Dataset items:

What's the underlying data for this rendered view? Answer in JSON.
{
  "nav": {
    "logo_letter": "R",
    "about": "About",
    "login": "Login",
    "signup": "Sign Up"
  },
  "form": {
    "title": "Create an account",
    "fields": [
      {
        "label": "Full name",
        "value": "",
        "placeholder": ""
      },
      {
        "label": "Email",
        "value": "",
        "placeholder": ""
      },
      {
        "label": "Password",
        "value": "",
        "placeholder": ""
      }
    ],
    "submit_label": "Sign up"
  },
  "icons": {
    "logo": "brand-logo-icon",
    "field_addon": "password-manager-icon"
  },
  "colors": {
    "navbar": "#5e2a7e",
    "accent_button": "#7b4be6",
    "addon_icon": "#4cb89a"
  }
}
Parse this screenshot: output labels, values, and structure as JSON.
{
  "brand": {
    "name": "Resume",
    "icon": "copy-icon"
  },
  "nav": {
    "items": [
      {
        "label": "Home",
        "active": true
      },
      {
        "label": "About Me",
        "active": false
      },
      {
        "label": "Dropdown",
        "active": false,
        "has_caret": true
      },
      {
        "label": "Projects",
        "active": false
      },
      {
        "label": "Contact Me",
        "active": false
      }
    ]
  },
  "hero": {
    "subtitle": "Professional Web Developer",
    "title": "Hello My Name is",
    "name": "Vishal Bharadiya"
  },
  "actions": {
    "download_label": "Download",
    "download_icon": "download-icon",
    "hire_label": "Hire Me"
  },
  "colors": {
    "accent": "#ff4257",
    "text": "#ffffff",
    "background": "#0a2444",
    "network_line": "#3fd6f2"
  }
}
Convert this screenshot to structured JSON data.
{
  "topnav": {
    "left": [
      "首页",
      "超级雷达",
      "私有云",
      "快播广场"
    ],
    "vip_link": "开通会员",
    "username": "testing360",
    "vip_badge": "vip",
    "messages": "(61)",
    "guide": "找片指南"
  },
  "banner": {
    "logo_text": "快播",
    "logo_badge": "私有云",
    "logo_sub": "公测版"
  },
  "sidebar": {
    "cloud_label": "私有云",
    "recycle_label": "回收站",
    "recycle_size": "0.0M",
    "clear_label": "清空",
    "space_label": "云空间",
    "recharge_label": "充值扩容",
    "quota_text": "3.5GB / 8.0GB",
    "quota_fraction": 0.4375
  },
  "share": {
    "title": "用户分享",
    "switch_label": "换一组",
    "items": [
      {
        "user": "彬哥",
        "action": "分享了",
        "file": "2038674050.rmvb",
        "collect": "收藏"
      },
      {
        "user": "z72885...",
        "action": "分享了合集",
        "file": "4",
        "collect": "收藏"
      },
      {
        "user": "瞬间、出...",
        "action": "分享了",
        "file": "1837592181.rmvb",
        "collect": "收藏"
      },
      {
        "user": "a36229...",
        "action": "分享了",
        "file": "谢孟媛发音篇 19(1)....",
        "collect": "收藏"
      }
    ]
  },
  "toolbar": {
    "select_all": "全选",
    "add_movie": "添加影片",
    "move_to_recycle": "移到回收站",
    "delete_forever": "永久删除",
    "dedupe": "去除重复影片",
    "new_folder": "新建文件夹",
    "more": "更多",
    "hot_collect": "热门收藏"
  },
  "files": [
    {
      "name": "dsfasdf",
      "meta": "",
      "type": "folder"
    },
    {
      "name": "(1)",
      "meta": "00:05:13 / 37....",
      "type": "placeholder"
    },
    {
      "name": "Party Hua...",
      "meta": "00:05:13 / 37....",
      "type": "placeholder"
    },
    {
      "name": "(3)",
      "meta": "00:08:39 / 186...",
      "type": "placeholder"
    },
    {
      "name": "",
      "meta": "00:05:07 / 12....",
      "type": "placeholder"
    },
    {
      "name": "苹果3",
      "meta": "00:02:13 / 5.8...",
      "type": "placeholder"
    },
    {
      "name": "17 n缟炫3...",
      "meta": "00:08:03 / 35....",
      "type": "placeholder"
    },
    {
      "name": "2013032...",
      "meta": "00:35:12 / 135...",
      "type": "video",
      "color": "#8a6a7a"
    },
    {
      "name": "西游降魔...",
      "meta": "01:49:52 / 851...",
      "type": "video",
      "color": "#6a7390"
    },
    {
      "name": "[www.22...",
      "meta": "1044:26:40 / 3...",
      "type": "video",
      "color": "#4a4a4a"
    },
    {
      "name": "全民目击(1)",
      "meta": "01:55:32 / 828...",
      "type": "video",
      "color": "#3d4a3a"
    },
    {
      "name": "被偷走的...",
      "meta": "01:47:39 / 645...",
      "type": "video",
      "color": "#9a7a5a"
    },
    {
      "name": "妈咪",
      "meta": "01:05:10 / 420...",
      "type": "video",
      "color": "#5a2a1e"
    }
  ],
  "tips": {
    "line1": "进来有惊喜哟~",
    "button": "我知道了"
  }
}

◆ **The task**
Repeat the records above exactly, from the first line to the last.

◆ **Response**
What's the underlying data for this rendered view? Answer in JSON.
{
  "nav": {
    "logo_letter": "R",
    "about": "About",
    "login": "Login",
    "signup": "Sign Up"
  },
  "form": {
    "title": "Create an account",
    "fields": [
      {
        "label": "Full name",
        "value": "",
        "placeholder": ""
      },
      {
        "label": "Email",
        "value": "",
        "placeholder": ""
      },
      {
        "label": "Password",
        "value": "",
        "placeholder": ""
      }
    ],
    "submit_label": "Sign up"
  },
  "icons": {
    "logo": "brand-logo-icon",
    "field_addon": "password-manager-icon"
  },
  "colors": {
    "navbar": "#5e2a7e",
    "accent_button": "#7b4be6",
    "addon_icon": "#4cb89a"
  }
}
Parse this screenshot: output labels, values, and structure as JSON.
{
  "brand": {
    "name": "Resume",
    "icon": "copy-icon"
  },
  "nav": {
    "items": [
      {
        "label": "Home",
        "active": true
      },
      {
        "label": "About Me",
        "active": false
      },
      {
        "label": "Dropdown",
        "active": false,
        "has_caret": true
      },
      {
        "label": "Projects",
        "active": false
      },
      {
        "label": "Contact Me",
        "active": false
      }
    ]
  },
  "hero": {
    "subtitle": "Professional Web Developer",
    "title": "Hello My Name is",
    "name": "Vishal Bharadiya"
  },
  "actions": {
    "download_label": "Download",
    "download_icon": "download-icon",
    "hire_label": "Hire Me"
  },
  "colors": {
    "accent": "#ff4257",
    "text": "#ffffff",
    "background": "#0a2444",
    "network_line": "#3fd6f2"
  }
}
Convert this screenshot to structured JSON data.
{
  "topnav": {
    "left": [
      "首页",
      "超级雷达",
      "私有云",
      "快播广场"
    ],
    "vip_link": "开通会员",
    "username": "testing360",
    "vip_badge": "vip",
    "messages": "(61)",
    "guide": "找片指南"
  },
  "banner": {
    "logo_text": "快播",
    "logo_badge": "私有云",
    "logo_sub": "公测版"
  },
  "sidebar": {
    "cloud_label": "私有云",
    "recycle_label": "回收站",
    "recycle_size": "0.0M",
    "clear_label": "清空",
    "space_label": "云空间",
    "recharge_label": "充值扩容",
    "quota_text": "3.5GB / 8.0GB",
    "quota_fraction": 0.4375
  },
  "share": {
    "title": "用户分享",
    "switch_label": "换一组",
    "items": [
      {
        "user": "彬哥",
        "action": "分享了",
        "file": "2038674050.rmvb",
        "collect": "收藏"
      },
      {
        "user": "z72885...",
        "action": "分享了合集",
        "file": "4",
        "collect": "收藏"
      },
      {
        "user": "瞬间、出...",
        "action": "分享了",
        "file": "1837592181.rmvb",
        "collect": "收藏"
      },
      {
        "user": "a36229...",
        "action": "分享了",
        "file": "谢孟媛发音篇 19(1)....",
        "collect": "收藏"
      }
    ]
  },
  "toolbar": {
    "select_all": "全选",
    "add_movie": "添加影片",
    "move_to_recycle": "移到回收站",
    "delete_forever": "永久删除",
    "dedupe": "去除重复影片",
    "new_folder": "新建文件夹",
    "more": "更多",
    "hot_collect": "热门收藏"
  },
  "files": [
    {
      "name": "dsfasdf",
      "meta": "",
      "type": "folder"
    },
    {
      "name": "(1)",
      "meta": "00:05:13 / 37....",
      "type": "placeholder"
    },
    {
      "name": "Party Hua...",
      "meta": "00:05:13 / 37....",
      "type": "placeholder"
    },
    {
      "name": "(3)",
      "meta": "00:08:39 / 186...",
      "type": "placeholder"
    },
    {
      "name": "",
      "meta": "00:05:07 / 12....",
      "type": "placeholder"
    },
    {
      "name": "苹果3",
      "meta": "00:02:13 / 5.8...",
      "type": "placeholder"
    },
    {
      "name": "17 n缟炫3...",
      "meta": "00:08:03 / 35....",
      "type": "placeholder"
    },
    {
      "name": "2013032...",
      "meta": "00:35:12 / 135...",
      "type": "video",
      "color": "#8a6a7a"
    },
    {
      "name": "西游降魔...",
      "meta": "01:49:52 / 851...",
      "type": "video",
      "color": "#6a7390"
    },
    {
      "name": "[www.22...",
      "meta": "1044:26:40 / 3...",
      "type": "video",
      "color": "#4a4a4a"
    },
    {
      "name": "全民目击(1)",
      "meta": "01:55:32 / 828...",
      "type": "video",
      "color": "#3d4a3a"
    },
    {
      "name": "被偷走的...",
      "meta": "01:47:39 / 645...",
      "type": "video",
      "color": "#9a7a5a"
    },
    {
      "name": "妈咪",
      "meta": "01:05:10 / 420...",
      "type": "video",
      "color": "#5a2a1e"
    }
  ],
  "tips": {
    "line1": "进来有惊喜哟~",
    "button": "我知道了"
  }
}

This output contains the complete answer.